_Exercise requirements_
Transcribe the records that follow, preserving every word.

>> BEGIN Information shown

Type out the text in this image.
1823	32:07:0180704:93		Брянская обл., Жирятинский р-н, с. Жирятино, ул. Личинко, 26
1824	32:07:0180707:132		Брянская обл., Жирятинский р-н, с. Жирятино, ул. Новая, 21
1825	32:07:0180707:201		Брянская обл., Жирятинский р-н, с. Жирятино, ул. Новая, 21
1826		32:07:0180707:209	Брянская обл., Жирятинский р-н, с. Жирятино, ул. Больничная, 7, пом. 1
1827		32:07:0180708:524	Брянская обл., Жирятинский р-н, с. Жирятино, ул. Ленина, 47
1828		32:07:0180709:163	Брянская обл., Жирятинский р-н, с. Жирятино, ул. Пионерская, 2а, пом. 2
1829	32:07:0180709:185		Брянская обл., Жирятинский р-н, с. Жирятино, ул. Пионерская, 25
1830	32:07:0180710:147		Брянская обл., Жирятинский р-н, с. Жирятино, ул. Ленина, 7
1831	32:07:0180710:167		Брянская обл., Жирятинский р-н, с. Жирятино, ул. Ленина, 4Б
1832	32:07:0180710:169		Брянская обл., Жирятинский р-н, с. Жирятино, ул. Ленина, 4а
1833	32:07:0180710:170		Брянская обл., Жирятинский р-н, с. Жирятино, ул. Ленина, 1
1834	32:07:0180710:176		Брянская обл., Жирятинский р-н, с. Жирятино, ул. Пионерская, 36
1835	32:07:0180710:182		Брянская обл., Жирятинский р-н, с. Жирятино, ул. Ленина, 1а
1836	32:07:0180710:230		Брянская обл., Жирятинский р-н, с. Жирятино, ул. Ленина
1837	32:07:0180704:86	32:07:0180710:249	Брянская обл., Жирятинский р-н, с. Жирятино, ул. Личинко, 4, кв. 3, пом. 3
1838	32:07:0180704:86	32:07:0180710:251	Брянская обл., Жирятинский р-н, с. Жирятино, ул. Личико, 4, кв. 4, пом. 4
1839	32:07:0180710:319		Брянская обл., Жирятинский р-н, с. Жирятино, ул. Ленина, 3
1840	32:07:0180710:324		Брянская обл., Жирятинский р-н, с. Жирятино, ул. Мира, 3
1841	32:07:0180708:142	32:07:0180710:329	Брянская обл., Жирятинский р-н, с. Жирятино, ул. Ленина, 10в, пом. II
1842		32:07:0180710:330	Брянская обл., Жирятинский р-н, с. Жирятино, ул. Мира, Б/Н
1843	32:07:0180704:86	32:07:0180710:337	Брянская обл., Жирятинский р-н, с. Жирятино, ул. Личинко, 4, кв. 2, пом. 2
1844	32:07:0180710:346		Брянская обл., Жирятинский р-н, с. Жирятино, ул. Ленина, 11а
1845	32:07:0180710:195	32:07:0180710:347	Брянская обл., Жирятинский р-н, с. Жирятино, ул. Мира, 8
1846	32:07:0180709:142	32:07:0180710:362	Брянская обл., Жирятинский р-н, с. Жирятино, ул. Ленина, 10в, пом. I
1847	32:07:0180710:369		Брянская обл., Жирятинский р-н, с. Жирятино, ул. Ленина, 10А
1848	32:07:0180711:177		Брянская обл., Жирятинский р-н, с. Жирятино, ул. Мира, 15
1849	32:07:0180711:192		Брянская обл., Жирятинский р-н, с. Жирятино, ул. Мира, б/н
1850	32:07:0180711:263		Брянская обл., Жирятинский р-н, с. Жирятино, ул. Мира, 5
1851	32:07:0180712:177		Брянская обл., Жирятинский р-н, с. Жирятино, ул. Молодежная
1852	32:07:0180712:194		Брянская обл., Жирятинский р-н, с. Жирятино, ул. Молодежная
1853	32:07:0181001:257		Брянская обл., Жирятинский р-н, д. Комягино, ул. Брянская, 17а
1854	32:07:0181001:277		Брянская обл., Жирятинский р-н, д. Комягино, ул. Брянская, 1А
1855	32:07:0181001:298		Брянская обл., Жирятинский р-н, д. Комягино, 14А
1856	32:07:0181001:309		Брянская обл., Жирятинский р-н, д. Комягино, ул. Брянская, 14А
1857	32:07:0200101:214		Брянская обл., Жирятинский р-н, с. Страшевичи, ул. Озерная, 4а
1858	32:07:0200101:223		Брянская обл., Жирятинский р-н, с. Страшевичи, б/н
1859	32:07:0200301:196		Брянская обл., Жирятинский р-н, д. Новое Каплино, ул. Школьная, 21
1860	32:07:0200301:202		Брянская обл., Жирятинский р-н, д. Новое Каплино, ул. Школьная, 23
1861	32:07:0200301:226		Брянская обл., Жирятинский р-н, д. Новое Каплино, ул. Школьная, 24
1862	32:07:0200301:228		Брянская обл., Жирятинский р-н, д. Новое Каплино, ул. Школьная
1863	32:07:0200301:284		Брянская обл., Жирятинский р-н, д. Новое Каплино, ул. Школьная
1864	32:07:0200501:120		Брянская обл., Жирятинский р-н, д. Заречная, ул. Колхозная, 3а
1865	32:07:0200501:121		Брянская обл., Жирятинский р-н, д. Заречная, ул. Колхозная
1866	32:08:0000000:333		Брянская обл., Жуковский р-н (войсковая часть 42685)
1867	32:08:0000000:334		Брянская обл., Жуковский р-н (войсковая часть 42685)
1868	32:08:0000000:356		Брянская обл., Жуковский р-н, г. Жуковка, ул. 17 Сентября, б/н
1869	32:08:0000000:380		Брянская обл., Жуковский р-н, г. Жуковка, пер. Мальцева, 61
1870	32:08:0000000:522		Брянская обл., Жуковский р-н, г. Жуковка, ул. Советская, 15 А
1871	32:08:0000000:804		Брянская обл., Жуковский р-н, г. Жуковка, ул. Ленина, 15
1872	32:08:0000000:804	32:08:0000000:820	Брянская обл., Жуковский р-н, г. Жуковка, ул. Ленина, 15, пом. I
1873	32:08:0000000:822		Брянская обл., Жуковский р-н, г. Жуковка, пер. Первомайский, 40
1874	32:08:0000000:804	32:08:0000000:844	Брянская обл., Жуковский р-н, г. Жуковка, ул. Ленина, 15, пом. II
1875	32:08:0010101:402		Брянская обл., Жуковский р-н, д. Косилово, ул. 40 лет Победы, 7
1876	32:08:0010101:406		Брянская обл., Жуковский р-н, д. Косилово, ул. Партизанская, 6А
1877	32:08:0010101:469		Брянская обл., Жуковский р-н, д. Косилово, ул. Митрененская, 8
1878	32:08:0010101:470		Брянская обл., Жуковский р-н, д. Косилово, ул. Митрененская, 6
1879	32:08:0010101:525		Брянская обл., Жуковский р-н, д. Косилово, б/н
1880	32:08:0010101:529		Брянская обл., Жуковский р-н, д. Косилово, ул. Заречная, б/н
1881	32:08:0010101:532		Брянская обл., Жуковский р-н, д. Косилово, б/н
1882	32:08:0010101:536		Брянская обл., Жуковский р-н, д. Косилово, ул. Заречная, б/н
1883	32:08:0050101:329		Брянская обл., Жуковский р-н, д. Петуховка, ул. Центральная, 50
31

>> END Information shown

_Completed task_
Type out the text in this image.
1823	32:07:0180704:93		Брянская обл., Жирятинский р-н, с. Жирятино, ул. Личинко, 26
1824	32:07:0180707:132		Брянская обл., Жирятинский р-н, с. Жирятино, ул. Новая, 21
1825	32:07:0180707:201		Брянская обл., Жирятинский р-н, с. Жирятино, ул. Новая, 21
1826		32:07:0180707:209	Брянская обл., Жирятинский р-н, с. Жирятино, ул. Больничная, 7, пом. 1
1827		32:07:0180708:524	Брянская обл., Жирятинский р-н, с. Жирятино, ул. Ленина, 47
1828		32:07:0180709:163	Брянская обл., Жирятинский р-н, с. Жирятино, ул. Пионерская, 2а, пом. 2
1829	32:07:0180709:185		Брянская обл., Жирятинский р-н, с. Жирятино, ул. Пионерская, 25
1830	32:07:0180710:147		Брянская обл., Жирятинский р-н, с. Жирятино, ул. Ленина, 7
1831	32:07:0180710:167		Брянская обл., Жирятинский р-н, с. Жирятино, ул. Ленина, 4Б
1832	32:07:0180710:169		Брянская обл., Жирятинский р-н, с. Жирятино, ул. Ленина, 4а
1833	32:07:0180710:170		Брянская обл., Жирятинский р-н, с. Жирятино, ул. Ленина, 1
1834	32:07:0180710:176		Брянская обл., Жирятинский р-н, с. Жирятино, ул. Пионерская, 36
1835	32:07:0180710:182		Брянская обл., Жирятинский р-н, с. Жирятино, ул. Ленина, 1а
1836	32:07:0180710:230		Брянская обл., Жирятинский р-н, с. Жирятино, ул. Ленина
1837	32:07:0180704:86	32:07:0180710:249	Брянская обл., Жирятинский р-н, с. Жирятино, ул. Личинко, 4, кв. 3, пом. 3
1838	32:07:0180704:86	32:07:0180710:251	Брянская обл., Жирятинский р-н, с. Жирятино, ул. Личико, 4, кв. 4, пом. 4
1839	32:07:0180710:319		Брянская обл., Жирятинский р-н, с. Жирятино, ул. Ленина, 3
1840	32:07:0180710:324		Брянская обл., Жирятинский р-н, с. Жирятино, ул. Мира, 3
1841	32:07:0180708:142	32:07:0180710:329	Брянская обл., Жирятинский р-н, с. Жирятино, ул. Ленина, 10в, пом. II
1842		32:07:0180710:330	Брянская обл., Жирятинский р-н, с. Жирятино, ул. Мира, Б/Н
1843	32:07:0180704:86	32:07:0180710:337	Брянская обл., Жирятинский р-н, с. Жирятино, ул. Личинко, 4, кв. 2, пом. 2
1844	32:07:0180710:346		Брянская обл., Жирятинский р-н, с. Жирятино, ул. Ленина, 11а
1845	32:07:0180710:195	32:07:0180710:347	Брянская обл., Жирятинский р-н, с. Жирятино, ул. Мира, 8
1846	32:07:0180709:142	32:07:0180710:362	Брянская обл., Жирятинский р-н, с. Жирятино, ул. Ленина, 10в, пом. I
1847	32:07:0180710:369		Брянская обл., Жирятинский р-н, с. Жирятино, ул. Ленина, 10А
1848	32:07:0180711:177		Брянская обл., Жирятинский р-н, с. Жирятино, ул. Мира, 15
1849	32:07:0180711:192		Брянская обл., Жирятинский р-н, с. Жирятино, ул. Мира, б/н
1850	32:07:0180711:263		Брянская обл., Жирятинский р-н, с. Жирятино, ул. Мира, 5
1851	32:07:0180712:177		Брянская обл., Жирятинский р-н, с. Жирятино, ул. Молодежная
1852	32:07:0180712:194		Брянская обл., Жирятинский р-н, с. Жирятино, ул. Молодежная
1853	32:07:0181001:257		Брянская обл., Жирятинский р-н, д. Комягино, ул. Брянская, 17а
1854	32:07:0181001:277		Брянская обл., Жирятинский р-н, д. Комягино, ул. Брянская, 1А
1855	32:07:0181001:298		Брянская обл., Жирятинский р-н, д. Комягино, 14А
1856	32:07:0181001:309		Брянская обл., Жирятинский р-н, д. Комягино, ул. Брянская, 14А
1857	32:07:0200101:214		Брянская обл., Жирятинский р-н, с. Страшевичи, ул. Озерная, 4а
1858	32:07:0200101:223		Брянская обл., Жирятинский р-н, с. Страшевичи, б/н
1859	32:07:0200301:196		Брянская обл., Жирятинский р-н, д. Новое Каплино, ул. Школьная, 21
1860	32:07:0200301:202		Брянская обл., Жирятинский р-н, д. Новое Каплино, ул. Школьная, 23
1861	32:07:0200301:226		Брянская обл., Жирятинский р-н, д. Новое Каплино, ул. Школьная, 24
1862	32:07:0200301:228		Брянская обл., Жирятинский р-н, д. Новое Каплино, ул. Школьная
1863	32:07:0200301:284		Брянская обл., Жирятинский р-н, д. Новое Каплино, ул. Школьная
1864	32:07:0200501:120		Брянская обл., Жирятинский р-н, д. Заречная, ул. Колхозная, 3а
1865	32:07:0200501:121		Брянская обл., Жирятинский р-н, д. Заречная, ул. Колхозная
1866	32:08:0000000:333		Брянская обл., Жуковский р-н (войсковая часть 42685)
1867	32:08:0000000:334		Брянская обл., Жуковский р-н (войсковая часть 42685)
1868	32:08:0000000:356		Брянская обл., Жуковский р-н, г. Жуковка, ул. 17 Сентября, б/н
1869	32:08:0000000:380		Брянская обл., Жуковский р-н, г. Жуковка, пер. Мальцева, 61
1870	32:08:0000000:522		Брянская обл., Жуковский р-н, г. Жуковка, ул. Советская, 15 А
1871	32:08:0000000:804		Брянская обл., Жуковский р-н, г. Жуковка, ул. Ленина, 15
1872	32:08:0000000:804	32:08:0000000:820	Брянская обл., Жуковский р-н, г. Жуковка, ул. Ленина, 15, пом. I
1873	32:08:0000000:822		Брянская обл., Жуковский р-н, г. Жуковка, пер. Первомайский, 40
1874	32:08:0000000:804	32:08:0000000:844	Брянская обл., Жуковский р-н, г. Жуковка, ул. Ленина, 15, пом. II
1875	32:08:0010101:402		Брянская обл., Жуковский р-н, д. Косилово, ул. 40 лет Победы, 7
1876	32:08:0010101:406		Брянская обл., Жуковский р-н, д. Косилово, ул. Партизанская, 6А
1877	32:08:0010101:469		Брянская обл., Жуковский р-н, д. Косилово, ул. Митрененская, 8
1878	32:08:0010101:470		Брянская обл., Жуковский р-н, д. Косилово, ул. Митрененская, 6
1879	32:08:0010101:525		Брянская обл., Жуковский р-н, д. Косилово, б/н
1880	32:08:0010101:529		Брянская обл., Жуковский р-н, д. Косилово, ул. Заречная, б/н
1881	32:08:0010101:532		Брянская обл., Жуковский р-н, д. Косилово, б/н
1882	32:08:0010101:536		Брянская обл., Жуковский р-н, д. Косилово, ул. Заречная, б/н
1883	32:08:0050101:329		Брянская обл., Жуковский р-н, д. Петуховка, ул. Центральная, 50
31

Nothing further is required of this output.